▶ **DO THIS**:
Write each line out again exactly as written.

═════ DATA PROVIDED

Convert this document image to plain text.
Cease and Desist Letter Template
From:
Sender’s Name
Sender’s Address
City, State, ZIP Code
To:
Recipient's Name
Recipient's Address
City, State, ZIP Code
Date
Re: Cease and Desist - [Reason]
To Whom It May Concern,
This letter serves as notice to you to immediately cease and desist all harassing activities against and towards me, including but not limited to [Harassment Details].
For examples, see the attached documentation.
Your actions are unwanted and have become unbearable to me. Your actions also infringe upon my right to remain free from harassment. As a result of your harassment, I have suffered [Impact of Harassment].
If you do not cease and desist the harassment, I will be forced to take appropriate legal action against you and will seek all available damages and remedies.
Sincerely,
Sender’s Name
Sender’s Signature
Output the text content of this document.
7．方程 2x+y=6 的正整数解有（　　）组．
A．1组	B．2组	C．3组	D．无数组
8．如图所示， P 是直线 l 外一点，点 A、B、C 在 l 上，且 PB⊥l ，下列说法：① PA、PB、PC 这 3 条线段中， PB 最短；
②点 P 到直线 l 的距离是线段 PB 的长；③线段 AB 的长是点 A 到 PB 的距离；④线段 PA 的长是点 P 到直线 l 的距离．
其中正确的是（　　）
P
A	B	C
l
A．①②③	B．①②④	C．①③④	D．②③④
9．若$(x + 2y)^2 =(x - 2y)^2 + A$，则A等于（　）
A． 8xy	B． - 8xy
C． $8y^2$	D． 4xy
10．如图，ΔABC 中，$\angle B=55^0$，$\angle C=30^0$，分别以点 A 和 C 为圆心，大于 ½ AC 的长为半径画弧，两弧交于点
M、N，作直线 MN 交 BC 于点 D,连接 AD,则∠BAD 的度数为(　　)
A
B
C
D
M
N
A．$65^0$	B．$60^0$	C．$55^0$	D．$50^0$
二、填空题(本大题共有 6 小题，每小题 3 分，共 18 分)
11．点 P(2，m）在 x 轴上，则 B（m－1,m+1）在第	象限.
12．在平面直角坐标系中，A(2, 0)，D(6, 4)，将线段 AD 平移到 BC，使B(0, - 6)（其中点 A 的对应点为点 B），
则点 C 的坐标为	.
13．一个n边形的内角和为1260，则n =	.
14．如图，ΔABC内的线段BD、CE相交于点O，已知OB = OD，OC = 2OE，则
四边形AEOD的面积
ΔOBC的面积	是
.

══════════

▶ **WORKED ANSWER**:
Convert this document image to plain text.
Cease and Desist Letter Template
From:
Sender’s Name
Sender’s Address
City, State, ZIP Code
To:
Recipient's Name
Recipient's Address
City, State, ZIP Code
Date
Re: Cease and Desist - [Reason]
To Whom It May Concern,
This letter serves as notice to you to immediately cease and desist all harassing activities against and towards me, including but not limited to [Harassment Details].
For examples, see the attached documentation.
Your actions are unwanted and have become unbearable to me. Your actions also infringe upon my right to remain free from harassment. As a result of your harassment, I have suffered [Impact of Harassment].
If you do not cease and desist the harassment, I will be forced to take appropriate legal action against you and will seek all available damages and remedies.
Sincerely,
Sender’s Name
Sender’s Signature
Output the text content of this document.
7．方程 2x+y=6 的正整数解有（　　）组．
A．1组	B．2组	C．3组	D．无数组
8．如图所示， P 是直线 l 外一点，点 A、B、C 在 l 上，且 PB⊥l ，下列说法：① PA、PB、PC 这 3 条线段中， PB 最短；
②点 P 到直线 l 的距离是线段 PB 的长；③线段 AB 的长是点 A 到 PB 的距离；④线段 PA 的长是点 P 到直线 l 的距离．
其中正确的是（　　）
P
A	B	C
l
A．①②③	B．①②④	C．①③④	D．②③④
9．若$(x + 2y)^2 =(x - 2y)^2 + A$，则A等于（　）
A． 8xy	B． - 8xy
C． $8y^2$	D． 4xy
10．如图，ΔABC 中，$\angle B=55^0$，$\angle C=30^0$，分别以点 A 和 C 为圆心，大于 ½ AC 的长为半径画弧，两弧交于点
M、N，作直线 MN 交 BC 于点 D,连接 AD,则∠BAD 的度数为(　　)
A
B
C
D
M
N
A．$65^0$	B．$60^0$	C．$55^0$	D．$50^0$
二、填空题(本大题共有 6 小题，每小题 3 分，共 18 分)
11．点 P(2，m）在 x 轴上，则 B（m－1,m+1）在第	象限.
12．在平面直角坐标系中，A(2, 0)，D(6, 4)，将线段 AD 平移到 BC，使B(0, - 6)（其中点 A 的对应点为点 B），
则点 C 的坐标为	.
13．一个n边形的内角和为1260，则n =	.
14．如图，ΔABC内的线段BD、CE相交于点O，已知OB = OD，OC = 2OE，则
四边形AEOD的面积
ΔOBC的面积	是
.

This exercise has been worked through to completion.